• **What to produce**: Pull out every line of the records below that contains the string "dialing", and copy each of those lines in full.

• **Supplied material**:
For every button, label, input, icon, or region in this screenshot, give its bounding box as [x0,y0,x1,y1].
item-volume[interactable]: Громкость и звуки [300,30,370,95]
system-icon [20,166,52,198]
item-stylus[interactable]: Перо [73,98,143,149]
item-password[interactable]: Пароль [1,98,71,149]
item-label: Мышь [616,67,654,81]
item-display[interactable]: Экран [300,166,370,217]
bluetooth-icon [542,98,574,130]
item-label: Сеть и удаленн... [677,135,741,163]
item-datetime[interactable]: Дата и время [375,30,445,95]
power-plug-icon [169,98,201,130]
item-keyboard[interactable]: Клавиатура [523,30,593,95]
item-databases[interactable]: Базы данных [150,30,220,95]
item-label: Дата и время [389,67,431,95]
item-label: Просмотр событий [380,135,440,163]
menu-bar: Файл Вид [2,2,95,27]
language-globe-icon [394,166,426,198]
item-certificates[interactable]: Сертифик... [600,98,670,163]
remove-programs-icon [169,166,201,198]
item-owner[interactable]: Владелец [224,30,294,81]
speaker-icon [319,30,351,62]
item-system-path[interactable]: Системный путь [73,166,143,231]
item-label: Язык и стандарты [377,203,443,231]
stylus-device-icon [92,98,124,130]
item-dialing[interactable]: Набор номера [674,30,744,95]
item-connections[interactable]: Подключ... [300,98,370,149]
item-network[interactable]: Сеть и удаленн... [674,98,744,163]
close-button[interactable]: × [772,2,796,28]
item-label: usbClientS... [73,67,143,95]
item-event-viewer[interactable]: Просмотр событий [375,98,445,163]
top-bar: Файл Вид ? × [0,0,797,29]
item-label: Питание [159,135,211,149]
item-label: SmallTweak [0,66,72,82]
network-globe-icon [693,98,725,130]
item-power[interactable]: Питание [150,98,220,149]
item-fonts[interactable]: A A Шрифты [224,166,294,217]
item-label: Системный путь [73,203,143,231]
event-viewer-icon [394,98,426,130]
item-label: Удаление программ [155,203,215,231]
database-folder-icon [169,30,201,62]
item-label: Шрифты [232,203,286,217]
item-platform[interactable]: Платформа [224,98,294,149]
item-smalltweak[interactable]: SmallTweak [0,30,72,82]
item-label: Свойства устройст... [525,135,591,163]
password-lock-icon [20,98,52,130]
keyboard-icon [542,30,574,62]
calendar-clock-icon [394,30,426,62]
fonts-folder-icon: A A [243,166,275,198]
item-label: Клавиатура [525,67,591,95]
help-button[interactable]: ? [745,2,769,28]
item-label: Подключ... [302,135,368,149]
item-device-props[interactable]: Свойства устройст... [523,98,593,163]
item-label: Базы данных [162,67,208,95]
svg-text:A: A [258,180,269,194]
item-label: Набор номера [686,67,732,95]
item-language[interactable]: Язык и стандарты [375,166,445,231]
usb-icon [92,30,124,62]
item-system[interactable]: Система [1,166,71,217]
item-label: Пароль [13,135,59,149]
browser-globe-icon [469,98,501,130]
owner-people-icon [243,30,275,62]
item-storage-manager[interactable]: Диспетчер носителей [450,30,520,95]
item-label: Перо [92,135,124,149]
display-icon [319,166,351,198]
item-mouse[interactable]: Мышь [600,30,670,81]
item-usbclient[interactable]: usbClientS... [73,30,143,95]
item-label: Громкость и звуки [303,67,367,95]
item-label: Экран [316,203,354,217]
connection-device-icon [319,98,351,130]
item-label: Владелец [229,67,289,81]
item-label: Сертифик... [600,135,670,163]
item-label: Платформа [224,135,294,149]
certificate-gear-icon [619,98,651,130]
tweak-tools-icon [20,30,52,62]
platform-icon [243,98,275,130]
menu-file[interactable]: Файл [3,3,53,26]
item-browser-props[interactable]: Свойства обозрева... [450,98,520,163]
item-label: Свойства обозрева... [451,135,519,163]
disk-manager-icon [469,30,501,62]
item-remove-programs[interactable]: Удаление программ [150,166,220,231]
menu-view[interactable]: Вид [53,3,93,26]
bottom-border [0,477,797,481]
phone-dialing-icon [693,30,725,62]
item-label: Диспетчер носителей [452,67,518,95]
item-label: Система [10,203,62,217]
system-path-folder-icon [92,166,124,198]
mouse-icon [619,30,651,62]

• **Task output**:
item-dialing[interactable]: Набор номера [674,30,744,95]
phone-dialing-icon [693,30,725,62]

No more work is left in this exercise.